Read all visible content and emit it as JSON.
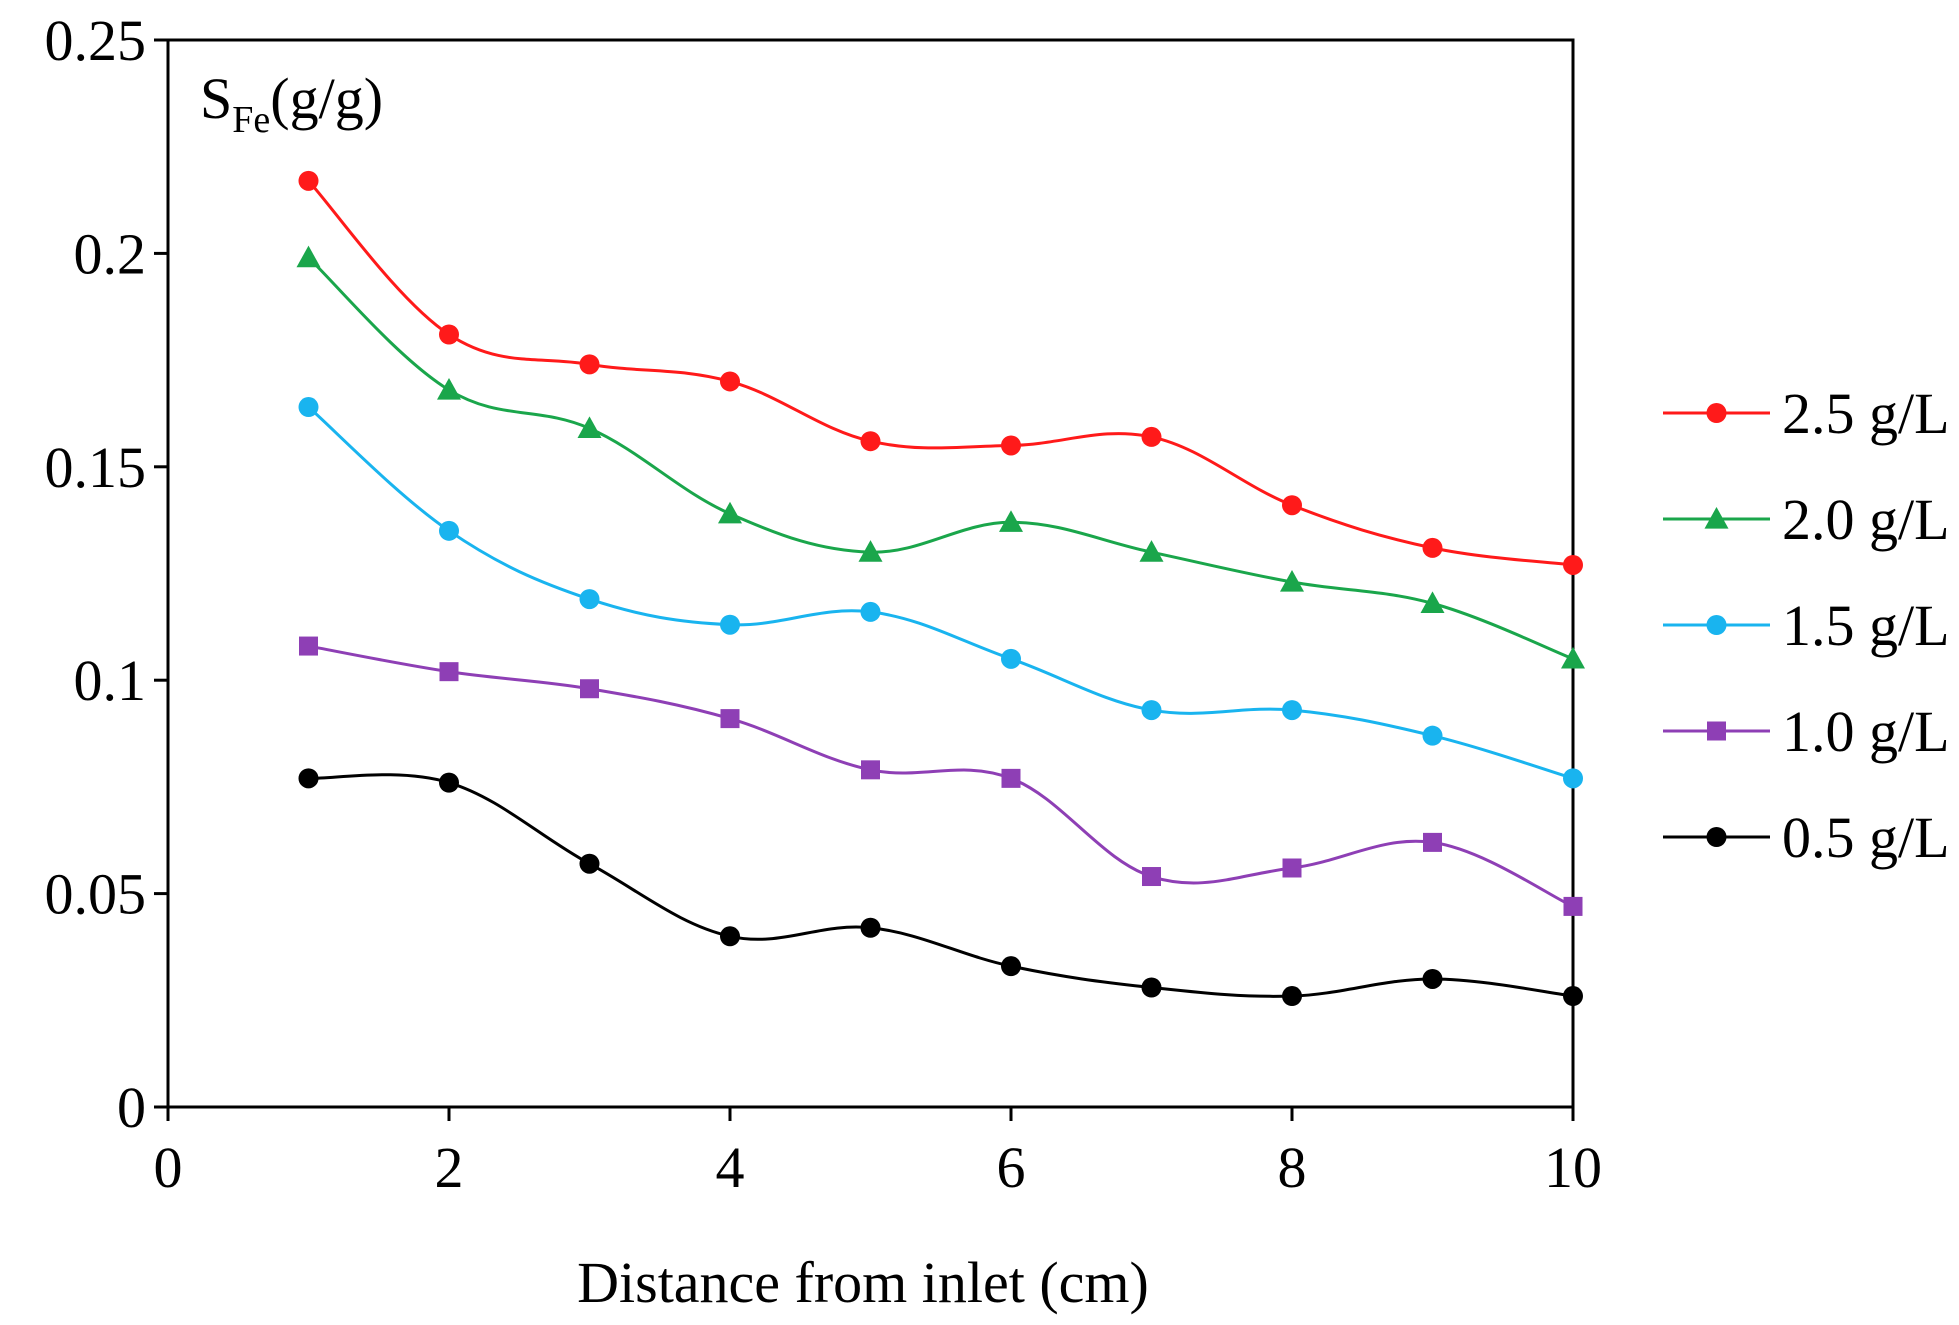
{
  "chart_data": {
    "type": "line",
    "title": "",
    "xlabel": "Distance from inlet (cm)",
    "ylabel": {
      "main": "S",
      "subscript": "Fe",
      "unit": "(g/g)"
    },
    "xlim": [
      0,
      10
    ],
    "ylim": [
      0,
      0.25
    ],
    "xticks": [
      0,
      2,
      4,
      6,
      8,
      10
    ],
    "xtick_labels": [
      "0",
      "2",
      "4",
      "6",
      "8",
      "10"
    ],
    "yticks": [
      0,
      0.05,
      0.1,
      0.15,
      0.2,
      0.25
    ],
    "ytick_labels": [
      "0",
      "0.05",
      "0.1",
      "0.15",
      "0.2",
      "0.25"
    ],
    "grid": false,
    "legend_position": "right",
    "x": [
      1,
      2,
      3,
      4,
      5,
      6,
      7,
      8,
      9,
      10
    ],
    "series": [
      {
        "name": "2.5 g/L",
        "color": "#ff1a1a",
        "marker": "circle",
        "values": [
          0.217,
          0.181,
          0.174,
          0.17,
          0.156,
          0.155,
          0.157,
          0.141,
          0.131,
          0.127
        ]
      },
      {
        "name": "2.0 g/L",
        "color": "#1aa64b",
        "marker": "triangle",
        "values": [
          0.199,
          0.168,
          0.159,
          0.139,
          0.13,
          0.137,
          0.13,
          0.123,
          0.118,
          0.105
        ]
      },
      {
        "name": "1.5 g/L",
        "color": "#19b4ef",
        "marker": "circle",
        "values": [
          0.164,
          0.135,
          0.119,
          0.113,
          0.116,
          0.105,
          0.093,
          0.093,
          0.087,
          0.077
        ]
      },
      {
        "name": "1.0 g/L",
        "color": "#8e3fb5",
        "marker": "square",
        "values": [
          0.108,
          0.102,
          0.098,
          0.091,
          0.079,
          0.077,
          0.054,
          0.056,
          0.062,
          0.047
        ]
      },
      {
        "name": "0.5 g/L",
        "color": "#000000",
        "marker": "circle",
        "values": [
          0.077,
          0.076,
          0.057,
          0.04,
          0.042,
          0.033,
          0.028,
          0.026,
          0.03,
          0.026
        ]
      }
    ]
  }
}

_ _ _ _

Make an exact copy of every record, pictures excluded.

Answer below:
Read all visible content and emit it as JSON.
{
  "chart_data": {
    "type": "line",
    "title": "",
    "xlabel": "Distance from inlet (cm)",
    "ylabel": {
      "main": "S",
      "subscript": "Fe",
      "unit": "(g/g)"
    },
    "xlim": [
      0,
      10
    ],
    "ylim": [
      0,
      0.25
    ],
    "xticks": [
      0,
      2,
      4,
      6,
      8,
      10
    ],
    "xtick_labels": [
      "0",
      "2",
      "4",
      "6",
      "8",
      "10"
    ],
    "yticks": [
      0,
      0.05,
      0.1,
      0.15,
      0.2,
      0.25
    ],
    "ytick_labels": [
      "0",
      "0.05",
      "0.1",
      "0.15",
      "0.2",
      "0.25"
    ],
    "grid": false,
    "legend_position": "right",
    "x": [
      1,
      2,
      3,
      4,
      5,
      6,
      7,
      8,
      9,
      10
    ],
    "series": [
      {
        "name": "2.5 g/L",
        "color": "#ff1a1a",
        "marker": "circle",
        "values": [
          0.217,
          0.181,
          0.174,
          0.17,
          0.156,
          0.155,
          0.157,
          0.141,
          0.131,
          0.127
        ]
      },
      {
        "name": "2.0 g/L",
        "color": "#1aa64b",
        "marker": "triangle",
        "values": [
          0.199,
          0.168,
          0.159,
          0.139,
          0.13,
          0.137,
          0.13,
          0.123,
          0.118,
          0.105
        ]
      },
      {
        "name": "1.5 g/L",
        "color": "#19b4ef",
        "marker": "circle",
        "values": [
          0.164,
          0.135,
          0.119,
          0.113,
          0.116,
          0.105,
          0.093,
          0.093,
          0.087,
          0.077
        ]
      },
      {
        "name": "1.0 g/L",
        "color": "#8e3fb5",
        "marker": "square",
        "values": [
          0.108,
          0.102,
          0.098,
          0.091,
          0.079,
          0.077,
          0.054,
          0.056,
          0.062,
          0.047
        ]
      },
      {
        "name": "0.5 g/L",
        "color": "#000000",
        "marker": "circle",
        "values": [
          0.077,
          0.076,
          0.057,
          0.04,
          0.042,
          0.033,
          0.028,
          0.026,
          0.03,
          0.026
        ]
      }
    ]
  }
}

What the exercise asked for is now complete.